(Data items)
⁂
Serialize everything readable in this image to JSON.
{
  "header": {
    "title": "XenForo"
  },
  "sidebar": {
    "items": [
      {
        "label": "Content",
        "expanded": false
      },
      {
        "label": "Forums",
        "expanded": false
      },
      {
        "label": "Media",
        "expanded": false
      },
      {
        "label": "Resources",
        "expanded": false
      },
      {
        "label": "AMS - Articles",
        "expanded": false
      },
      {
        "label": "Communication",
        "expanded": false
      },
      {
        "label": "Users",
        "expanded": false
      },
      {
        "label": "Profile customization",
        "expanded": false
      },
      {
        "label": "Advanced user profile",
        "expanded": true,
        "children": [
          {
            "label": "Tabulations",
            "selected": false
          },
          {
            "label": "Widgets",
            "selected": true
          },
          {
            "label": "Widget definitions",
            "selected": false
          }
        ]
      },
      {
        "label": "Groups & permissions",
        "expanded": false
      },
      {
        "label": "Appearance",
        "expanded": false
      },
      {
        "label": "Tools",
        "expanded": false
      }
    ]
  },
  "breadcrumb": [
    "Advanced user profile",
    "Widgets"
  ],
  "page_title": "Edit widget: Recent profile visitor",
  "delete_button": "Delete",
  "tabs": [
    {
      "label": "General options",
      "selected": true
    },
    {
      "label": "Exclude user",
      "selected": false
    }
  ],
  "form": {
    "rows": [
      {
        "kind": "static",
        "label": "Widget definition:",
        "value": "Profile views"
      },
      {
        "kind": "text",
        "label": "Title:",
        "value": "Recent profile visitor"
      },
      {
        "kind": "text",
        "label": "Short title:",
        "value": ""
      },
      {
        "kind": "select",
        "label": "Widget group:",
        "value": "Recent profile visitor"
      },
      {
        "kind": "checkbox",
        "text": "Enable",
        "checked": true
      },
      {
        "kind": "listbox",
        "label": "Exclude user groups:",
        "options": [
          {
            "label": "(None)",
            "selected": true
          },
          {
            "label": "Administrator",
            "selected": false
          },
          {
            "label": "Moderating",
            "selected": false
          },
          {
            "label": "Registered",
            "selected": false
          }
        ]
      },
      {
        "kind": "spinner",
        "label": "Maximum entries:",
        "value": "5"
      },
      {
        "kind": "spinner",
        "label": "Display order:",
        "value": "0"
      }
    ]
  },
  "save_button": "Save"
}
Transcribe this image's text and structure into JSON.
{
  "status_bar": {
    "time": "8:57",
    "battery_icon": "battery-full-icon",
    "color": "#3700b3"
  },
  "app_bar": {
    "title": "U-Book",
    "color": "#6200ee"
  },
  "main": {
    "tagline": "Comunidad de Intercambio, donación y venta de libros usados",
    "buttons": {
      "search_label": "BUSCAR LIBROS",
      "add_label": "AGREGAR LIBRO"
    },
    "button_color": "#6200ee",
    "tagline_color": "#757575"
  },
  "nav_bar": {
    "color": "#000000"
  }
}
⁂
● **Do this**
Take the material above and return all of it exactly.

● **Answer in full**
Serialize everything readable in this image to JSON.
{
  "header": {
    "title": "XenForo"
  },
  "sidebar": {
    "items": [
      {
        "label": "Content",
        "expanded": false
      },
      {
        "label": "Forums",
        "expanded": false
      },
      {
        "label": "Media",
        "expanded": false
      },
      {
        "label": "Resources",
        "expanded": false
      },
      {
        "label": "AMS - Articles",
        "expanded": false
      },
      {
        "label": "Communication",
        "expanded": false
      },
      {
        "label": "Users",
        "expanded": false
      },
      {
        "label": "Profile customization",
        "expanded": false
      },
      {
        "label": "Advanced user profile",
        "expanded": true,
        "children": [
          {
            "label": "Tabulations",
            "selected": false
          },
          {
            "label": "Widgets",
            "selected": true
          },
          {
            "label": "Widget definitions",
            "selected": false
          }
        ]
      },
      {
        "label": "Groups & permissions",
        "expanded": false
      },
      {
        "label": "Appearance",
        "expanded": false
      },
      {
        "label": "Tools",
        "expanded": false
      }
    ]
  },
  "breadcrumb": [
    "Advanced user profile",
    "Widgets"
  ],
  "page_title": "Edit widget: Recent profile visitor",
  "delete_button": "Delete",
  "tabs": [
    {
      "label": "General options",
      "selected": true
    },
    {
      "label": "Exclude user",
      "selected": false
    }
  ],
  "form": {
    "rows": [
      {
        "kind": "static",
        "label": "Widget definition:",
        "value": "Profile views"
      },
      {
        "kind": "text",
        "label": "Title:",
        "value": "Recent profile visitor"
      },
      {
        "kind": "text",
        "label": "Short title:",
        "value": ""
      },
      {
        "kind": "select",
        "label": "Widget group:",
        "value": "Recent profile visitor"
      },
      {
        "kind": "checkbox",
        "text": "Enable",
        "checked": true
      },
      {
        "kind": "listbox",
        "label": "Exclude user groups:",
        "options": [
          {
            "label": "(None)",
            "selected": true
          },
          {
            "label": "Administrator",
            "selected": false
          },
          {
            "label": "Moderating",
            "selected": false
          },
          {
            "label": "Registered",
            "selected": false
          }
        ]
      },
      {
        "kind": "spinner",
        "label": "Maximum entries:",
        "value": "5"
      },
      {
        "kind": "spinner",
        "label": "Display order:",
        "value": "0"
      }
    ]
  },
  "save_button": "Save"
}
Transcribe this image's text and structure into JSON.
{
  "status_bar": {
    "time": "8:57",
    "battery_icon": "battery-full-icon",
    "color": "#3700b3"
  },
  "app_bar": {
    "title": "U-Book",
    "color": "#6200ee"
  },
  "main": {
    "tagline": "Comunidad de Intercambio, donación y venta de libros usados",
    "buttons": {
      "search_label": "BUSCAR LIBROS",
      "add_label": "AGREGAR LIBRO"
    },
    "button_color": "#6200ee",
    "tagline_color": "#757575"
  },
  "nav_bar": {
    "color": "#000000"
  }
}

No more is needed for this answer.